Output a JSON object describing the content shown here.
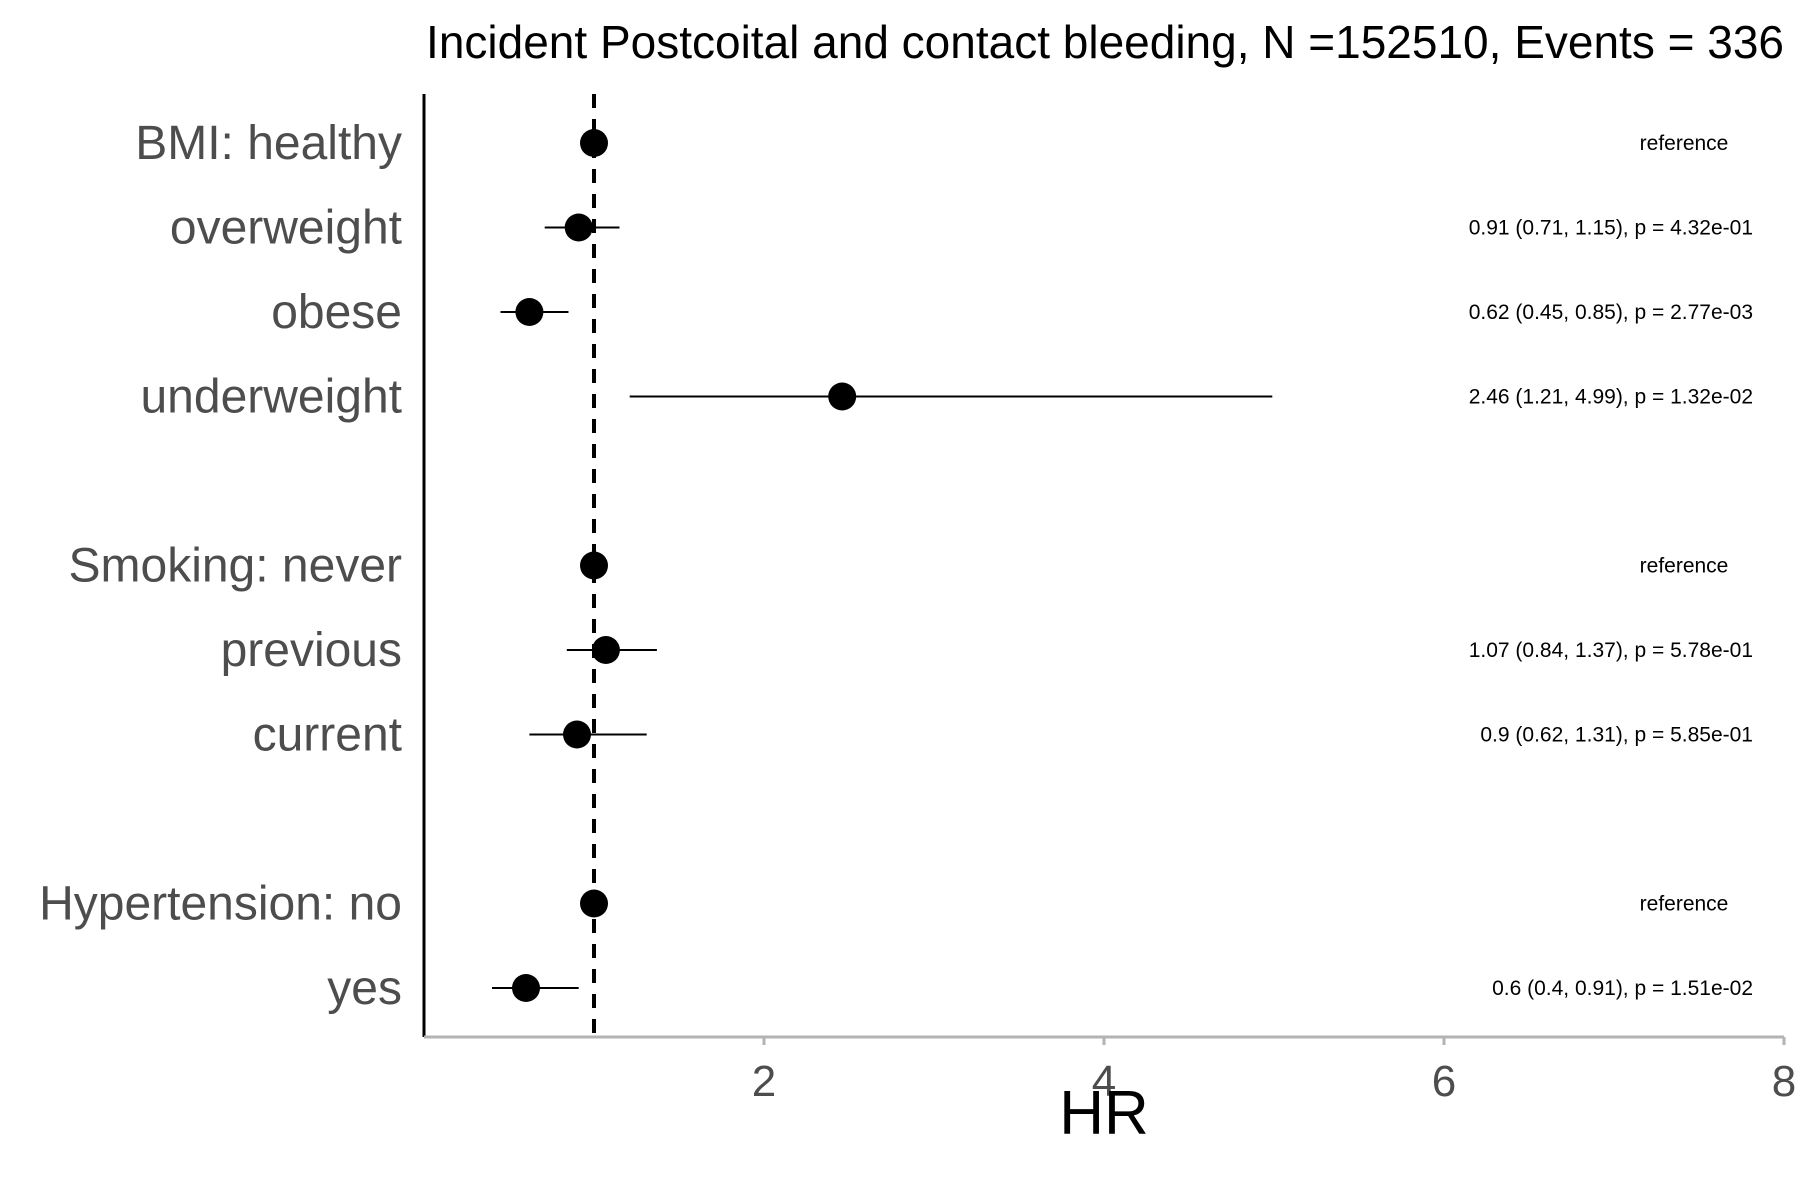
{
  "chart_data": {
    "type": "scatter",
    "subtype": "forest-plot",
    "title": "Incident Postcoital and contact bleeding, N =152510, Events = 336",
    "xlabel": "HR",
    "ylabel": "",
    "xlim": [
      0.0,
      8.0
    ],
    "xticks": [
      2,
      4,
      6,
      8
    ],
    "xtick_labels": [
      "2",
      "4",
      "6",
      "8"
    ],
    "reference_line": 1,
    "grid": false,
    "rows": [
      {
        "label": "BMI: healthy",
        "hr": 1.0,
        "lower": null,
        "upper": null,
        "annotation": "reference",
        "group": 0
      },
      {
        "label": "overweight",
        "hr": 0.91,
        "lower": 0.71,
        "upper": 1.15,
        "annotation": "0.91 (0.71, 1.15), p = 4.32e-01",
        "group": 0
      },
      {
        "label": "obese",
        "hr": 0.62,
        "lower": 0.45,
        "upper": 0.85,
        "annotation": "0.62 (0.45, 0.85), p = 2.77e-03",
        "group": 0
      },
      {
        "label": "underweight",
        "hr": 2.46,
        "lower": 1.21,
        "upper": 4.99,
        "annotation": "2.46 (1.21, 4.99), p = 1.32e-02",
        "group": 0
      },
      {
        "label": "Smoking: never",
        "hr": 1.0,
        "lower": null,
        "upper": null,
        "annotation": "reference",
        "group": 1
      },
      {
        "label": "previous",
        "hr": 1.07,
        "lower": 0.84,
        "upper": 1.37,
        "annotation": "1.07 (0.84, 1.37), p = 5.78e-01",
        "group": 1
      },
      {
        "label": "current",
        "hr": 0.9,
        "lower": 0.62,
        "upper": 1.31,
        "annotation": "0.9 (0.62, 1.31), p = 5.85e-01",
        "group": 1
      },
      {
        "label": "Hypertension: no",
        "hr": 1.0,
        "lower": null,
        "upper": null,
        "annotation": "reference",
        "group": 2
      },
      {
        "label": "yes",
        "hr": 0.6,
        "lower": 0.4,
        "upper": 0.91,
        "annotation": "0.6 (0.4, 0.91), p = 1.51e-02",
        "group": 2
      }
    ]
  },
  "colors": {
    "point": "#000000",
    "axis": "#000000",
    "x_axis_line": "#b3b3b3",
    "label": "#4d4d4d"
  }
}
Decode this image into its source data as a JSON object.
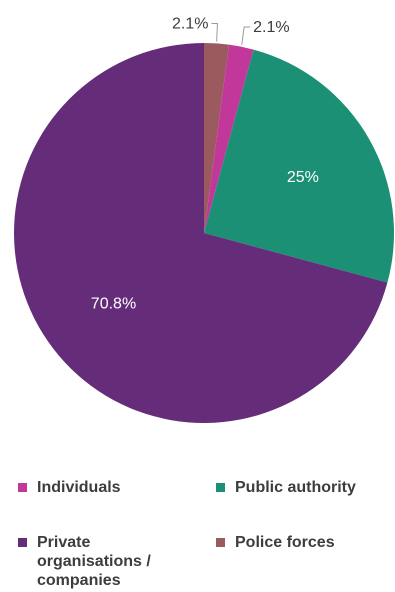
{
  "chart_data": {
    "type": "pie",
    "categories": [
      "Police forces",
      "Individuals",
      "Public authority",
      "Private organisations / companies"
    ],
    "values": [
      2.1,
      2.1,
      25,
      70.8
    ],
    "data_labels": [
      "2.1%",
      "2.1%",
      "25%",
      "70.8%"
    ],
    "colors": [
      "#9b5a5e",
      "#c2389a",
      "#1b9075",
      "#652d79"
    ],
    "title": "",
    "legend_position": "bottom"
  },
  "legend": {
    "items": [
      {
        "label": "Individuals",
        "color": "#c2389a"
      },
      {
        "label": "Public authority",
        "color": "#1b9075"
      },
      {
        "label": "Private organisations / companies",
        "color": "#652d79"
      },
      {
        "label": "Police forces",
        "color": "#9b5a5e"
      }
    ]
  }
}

==

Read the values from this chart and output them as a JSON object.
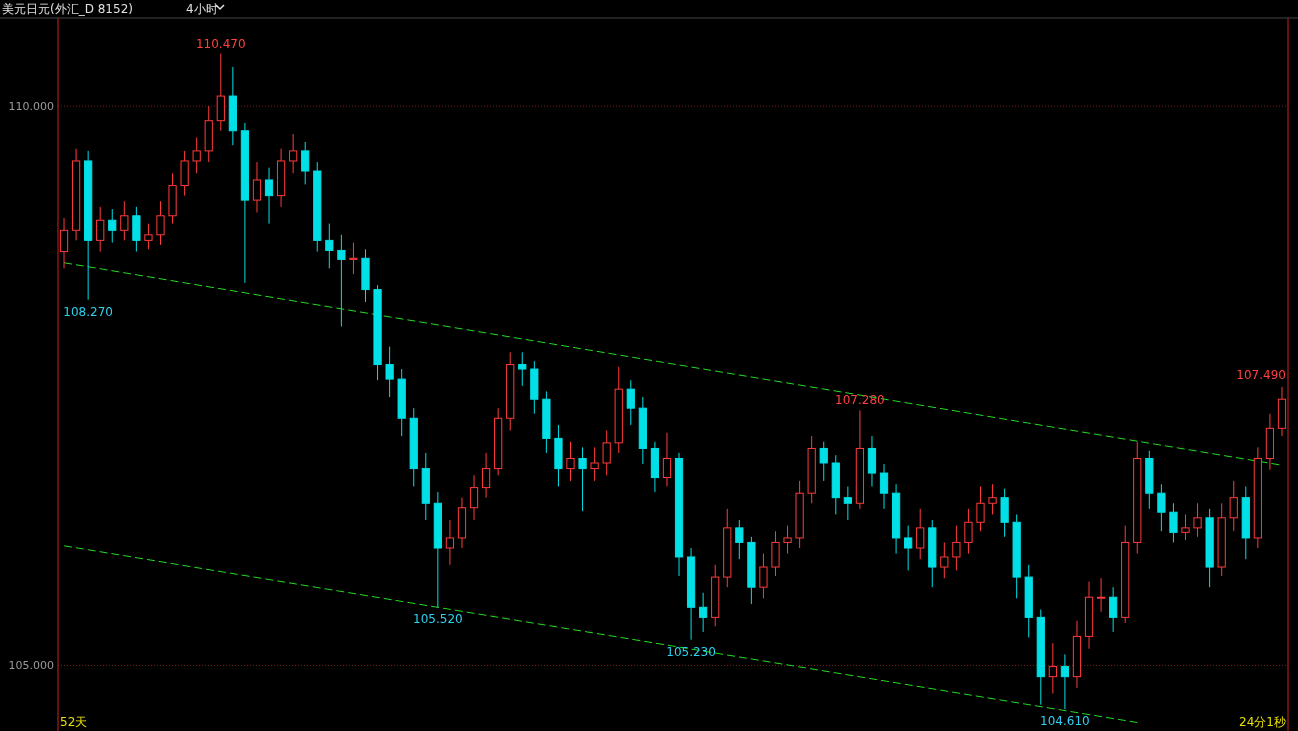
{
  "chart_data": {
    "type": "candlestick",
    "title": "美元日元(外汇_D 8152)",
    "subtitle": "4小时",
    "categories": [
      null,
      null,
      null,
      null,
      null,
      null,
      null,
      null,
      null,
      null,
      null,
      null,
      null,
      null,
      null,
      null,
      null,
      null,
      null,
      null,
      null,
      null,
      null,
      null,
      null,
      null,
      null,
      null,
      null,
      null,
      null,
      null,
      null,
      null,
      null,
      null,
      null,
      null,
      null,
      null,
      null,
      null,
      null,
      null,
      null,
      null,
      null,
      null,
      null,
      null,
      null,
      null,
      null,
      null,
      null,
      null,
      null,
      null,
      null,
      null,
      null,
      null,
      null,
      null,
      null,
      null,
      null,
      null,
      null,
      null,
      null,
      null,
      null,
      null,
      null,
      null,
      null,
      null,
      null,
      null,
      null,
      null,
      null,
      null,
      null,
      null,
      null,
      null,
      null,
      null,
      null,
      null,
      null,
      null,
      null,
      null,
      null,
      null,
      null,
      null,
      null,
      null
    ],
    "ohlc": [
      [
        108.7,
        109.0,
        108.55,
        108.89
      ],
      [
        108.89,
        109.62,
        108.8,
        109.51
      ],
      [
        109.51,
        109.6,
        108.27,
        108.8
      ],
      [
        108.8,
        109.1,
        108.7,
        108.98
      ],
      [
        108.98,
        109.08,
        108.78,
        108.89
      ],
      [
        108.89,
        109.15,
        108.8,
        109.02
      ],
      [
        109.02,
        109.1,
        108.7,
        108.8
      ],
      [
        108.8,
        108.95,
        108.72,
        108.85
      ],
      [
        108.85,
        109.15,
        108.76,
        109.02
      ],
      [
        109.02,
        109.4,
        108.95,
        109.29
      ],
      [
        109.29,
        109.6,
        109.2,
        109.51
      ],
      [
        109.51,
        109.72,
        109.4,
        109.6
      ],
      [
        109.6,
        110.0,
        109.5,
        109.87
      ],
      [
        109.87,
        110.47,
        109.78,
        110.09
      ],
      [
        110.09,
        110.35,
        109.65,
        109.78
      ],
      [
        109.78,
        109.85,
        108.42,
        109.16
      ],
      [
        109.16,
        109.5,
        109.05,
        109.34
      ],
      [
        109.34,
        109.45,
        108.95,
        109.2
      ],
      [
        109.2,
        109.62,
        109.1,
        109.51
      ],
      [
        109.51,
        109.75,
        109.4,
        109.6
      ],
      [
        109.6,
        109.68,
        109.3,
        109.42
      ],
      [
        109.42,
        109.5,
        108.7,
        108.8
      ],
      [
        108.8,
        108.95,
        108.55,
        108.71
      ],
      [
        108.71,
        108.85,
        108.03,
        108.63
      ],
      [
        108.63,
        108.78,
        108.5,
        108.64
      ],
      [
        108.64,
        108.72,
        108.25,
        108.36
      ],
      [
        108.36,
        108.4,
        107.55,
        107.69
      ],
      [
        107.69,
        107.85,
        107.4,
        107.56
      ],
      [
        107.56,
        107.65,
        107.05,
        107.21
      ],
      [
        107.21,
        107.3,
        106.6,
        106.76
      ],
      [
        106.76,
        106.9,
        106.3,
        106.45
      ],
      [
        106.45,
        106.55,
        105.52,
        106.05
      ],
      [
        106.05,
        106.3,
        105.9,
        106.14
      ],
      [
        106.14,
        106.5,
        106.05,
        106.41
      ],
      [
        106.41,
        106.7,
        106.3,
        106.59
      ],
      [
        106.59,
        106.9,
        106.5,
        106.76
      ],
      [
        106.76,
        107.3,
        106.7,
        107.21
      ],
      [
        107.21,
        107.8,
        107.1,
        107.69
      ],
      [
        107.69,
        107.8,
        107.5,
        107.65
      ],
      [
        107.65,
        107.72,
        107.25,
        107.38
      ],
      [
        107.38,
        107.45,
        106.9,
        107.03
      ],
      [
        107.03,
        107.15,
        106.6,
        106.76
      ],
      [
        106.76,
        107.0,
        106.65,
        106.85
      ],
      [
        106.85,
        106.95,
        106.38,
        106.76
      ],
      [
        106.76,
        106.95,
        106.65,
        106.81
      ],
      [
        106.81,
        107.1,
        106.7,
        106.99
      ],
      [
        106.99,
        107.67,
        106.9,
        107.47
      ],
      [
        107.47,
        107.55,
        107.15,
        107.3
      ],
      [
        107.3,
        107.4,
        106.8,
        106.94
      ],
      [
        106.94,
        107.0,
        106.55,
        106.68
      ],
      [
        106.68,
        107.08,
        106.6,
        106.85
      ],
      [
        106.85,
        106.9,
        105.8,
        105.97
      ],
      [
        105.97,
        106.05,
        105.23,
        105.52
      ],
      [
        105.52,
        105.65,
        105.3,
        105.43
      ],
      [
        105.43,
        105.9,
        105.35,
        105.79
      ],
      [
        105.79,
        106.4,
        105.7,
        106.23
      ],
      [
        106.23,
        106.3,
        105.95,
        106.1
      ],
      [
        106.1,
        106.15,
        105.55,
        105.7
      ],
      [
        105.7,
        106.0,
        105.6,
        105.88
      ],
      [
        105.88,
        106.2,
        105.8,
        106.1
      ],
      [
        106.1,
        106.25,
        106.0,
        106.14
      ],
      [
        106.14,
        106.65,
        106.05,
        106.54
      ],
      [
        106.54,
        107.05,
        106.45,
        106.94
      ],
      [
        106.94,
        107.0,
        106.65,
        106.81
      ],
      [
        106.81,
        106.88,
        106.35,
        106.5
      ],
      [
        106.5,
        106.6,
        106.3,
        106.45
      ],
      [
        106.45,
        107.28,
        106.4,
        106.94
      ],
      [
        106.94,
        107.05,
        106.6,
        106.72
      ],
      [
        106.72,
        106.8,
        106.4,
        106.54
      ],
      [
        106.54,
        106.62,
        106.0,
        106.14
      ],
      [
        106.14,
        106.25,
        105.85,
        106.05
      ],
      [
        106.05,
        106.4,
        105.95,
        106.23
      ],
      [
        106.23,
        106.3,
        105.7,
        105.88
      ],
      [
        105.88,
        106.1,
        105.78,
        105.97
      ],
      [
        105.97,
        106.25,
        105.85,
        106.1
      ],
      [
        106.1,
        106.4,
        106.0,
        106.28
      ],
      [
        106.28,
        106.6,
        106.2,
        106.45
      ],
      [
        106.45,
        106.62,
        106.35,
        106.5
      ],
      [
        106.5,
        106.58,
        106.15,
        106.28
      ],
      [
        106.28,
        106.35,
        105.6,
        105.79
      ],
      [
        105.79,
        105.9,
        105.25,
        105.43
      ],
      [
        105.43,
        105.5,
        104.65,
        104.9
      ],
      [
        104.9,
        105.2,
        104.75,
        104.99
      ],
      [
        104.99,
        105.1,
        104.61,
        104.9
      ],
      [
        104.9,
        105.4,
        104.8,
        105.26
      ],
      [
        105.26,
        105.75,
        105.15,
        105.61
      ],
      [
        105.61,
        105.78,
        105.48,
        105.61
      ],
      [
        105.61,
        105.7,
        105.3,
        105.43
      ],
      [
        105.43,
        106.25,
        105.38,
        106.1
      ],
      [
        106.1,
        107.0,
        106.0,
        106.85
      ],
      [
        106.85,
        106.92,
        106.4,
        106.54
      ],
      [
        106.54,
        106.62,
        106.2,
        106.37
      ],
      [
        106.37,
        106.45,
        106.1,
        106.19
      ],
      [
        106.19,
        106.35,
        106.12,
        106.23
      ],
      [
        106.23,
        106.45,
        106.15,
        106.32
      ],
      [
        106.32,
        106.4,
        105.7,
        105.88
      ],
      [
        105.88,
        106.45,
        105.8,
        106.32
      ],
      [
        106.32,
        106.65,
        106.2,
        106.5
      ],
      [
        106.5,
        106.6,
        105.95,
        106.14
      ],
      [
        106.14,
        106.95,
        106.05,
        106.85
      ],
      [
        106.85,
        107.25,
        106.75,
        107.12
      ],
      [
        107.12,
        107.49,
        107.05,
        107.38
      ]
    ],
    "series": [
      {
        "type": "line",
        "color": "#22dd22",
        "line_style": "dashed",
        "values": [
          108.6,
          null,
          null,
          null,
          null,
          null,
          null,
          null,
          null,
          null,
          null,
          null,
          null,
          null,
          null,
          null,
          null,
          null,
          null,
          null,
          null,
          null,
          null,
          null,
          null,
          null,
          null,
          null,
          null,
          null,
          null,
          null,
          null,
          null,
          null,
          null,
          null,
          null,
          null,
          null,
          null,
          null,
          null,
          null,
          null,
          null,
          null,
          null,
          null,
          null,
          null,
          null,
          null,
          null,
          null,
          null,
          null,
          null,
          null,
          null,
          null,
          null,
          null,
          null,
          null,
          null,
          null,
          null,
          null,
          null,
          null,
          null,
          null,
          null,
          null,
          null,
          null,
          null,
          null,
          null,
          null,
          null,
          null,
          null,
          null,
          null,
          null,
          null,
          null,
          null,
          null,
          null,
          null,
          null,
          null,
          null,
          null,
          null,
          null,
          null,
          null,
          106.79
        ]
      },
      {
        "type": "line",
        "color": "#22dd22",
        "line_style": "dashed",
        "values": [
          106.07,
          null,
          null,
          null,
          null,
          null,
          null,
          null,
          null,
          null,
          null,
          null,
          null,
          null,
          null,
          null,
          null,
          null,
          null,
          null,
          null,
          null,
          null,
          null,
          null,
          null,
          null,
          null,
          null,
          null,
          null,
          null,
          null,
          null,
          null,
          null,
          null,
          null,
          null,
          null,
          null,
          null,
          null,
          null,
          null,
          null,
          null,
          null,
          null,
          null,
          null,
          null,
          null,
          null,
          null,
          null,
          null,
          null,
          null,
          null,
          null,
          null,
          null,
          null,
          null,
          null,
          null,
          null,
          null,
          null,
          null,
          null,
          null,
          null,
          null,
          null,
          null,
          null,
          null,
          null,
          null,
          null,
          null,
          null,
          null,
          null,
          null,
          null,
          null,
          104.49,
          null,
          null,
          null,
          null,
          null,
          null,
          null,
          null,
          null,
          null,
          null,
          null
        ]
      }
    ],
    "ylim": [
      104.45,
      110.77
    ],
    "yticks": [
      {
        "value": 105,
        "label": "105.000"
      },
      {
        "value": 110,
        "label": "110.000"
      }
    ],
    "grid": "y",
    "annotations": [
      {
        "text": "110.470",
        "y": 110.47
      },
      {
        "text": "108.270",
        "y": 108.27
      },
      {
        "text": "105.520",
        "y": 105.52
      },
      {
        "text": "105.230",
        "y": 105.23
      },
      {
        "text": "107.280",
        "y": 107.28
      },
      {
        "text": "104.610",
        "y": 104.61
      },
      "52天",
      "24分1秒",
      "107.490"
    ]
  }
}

§ **WORK TO COMPLETE**
Go through the entries above and copy every line containing "upper".

§ **SOLUTION TO THE PROBLEM**
        "upper": null,
        "upper": 1.15,
        "upper": 0.85,
        "upper": 4.99,
        "upper": null,
        "upper": 1.37,
        "upper": 1.31,
        "upper": null,
        "upper": 0.91,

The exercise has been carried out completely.